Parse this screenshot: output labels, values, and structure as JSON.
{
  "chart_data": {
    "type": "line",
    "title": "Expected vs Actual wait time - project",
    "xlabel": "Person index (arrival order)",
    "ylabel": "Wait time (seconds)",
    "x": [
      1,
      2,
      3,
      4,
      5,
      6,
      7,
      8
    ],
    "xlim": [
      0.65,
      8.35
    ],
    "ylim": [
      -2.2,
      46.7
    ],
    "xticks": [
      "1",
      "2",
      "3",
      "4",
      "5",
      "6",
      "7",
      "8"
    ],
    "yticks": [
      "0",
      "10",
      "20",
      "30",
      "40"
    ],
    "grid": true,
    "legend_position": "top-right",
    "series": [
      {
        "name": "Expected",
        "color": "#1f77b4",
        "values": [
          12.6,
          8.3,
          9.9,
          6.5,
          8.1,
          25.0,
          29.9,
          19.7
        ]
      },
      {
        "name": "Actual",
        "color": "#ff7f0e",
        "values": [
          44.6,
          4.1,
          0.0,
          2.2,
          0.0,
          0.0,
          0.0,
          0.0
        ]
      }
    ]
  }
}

**Requirements:** Produce an exact copy of every entry above.

**Exercise answer:**
Parse this screenshot: output labels, values, and structure as JSON.
{
  "chart_data": {
    "type": "line",
    "title": "Expected vs Actual wait time - project",
    "xlabel": "Person index (arrival order)",
    "ylabel": "Wait time (seconds)",
    "x": [
      1,
      2,
      3,
      4,
      5,
      6,
      7,
      8
    ],
    "xlim": [
      0.65,
      8.35
    ],
    "ylim": [
      -2.2,
      46.7
    ],
    "xticks": [
      "1",
      "2",
      "3",
      "4",
      "5",
      "6",
      "7",
      "8"
    ],
    "yticks": [
      "0",
      "10",
      "20",
      "30",
      "40"
    ],
    "grid": true,
    "legend_position": "top-right",
    "series": [
      {
        "name": "Expected",
        "color": "#1f77b4",
        "values": [
          12.6,
          8.3,
          9.9,
          6.5,
          8.1,
          25.0,
          29.9,
          19.7
        ]
      },
      {
        "name": "Actual",
        "color": "#ff7f0e",
        "values": [
          44.6,
          4.1,
          0.0,
          2.2,
          0.0,
          0.0,
          0.0,
          0.0
        ]
      }
    ]
  }
}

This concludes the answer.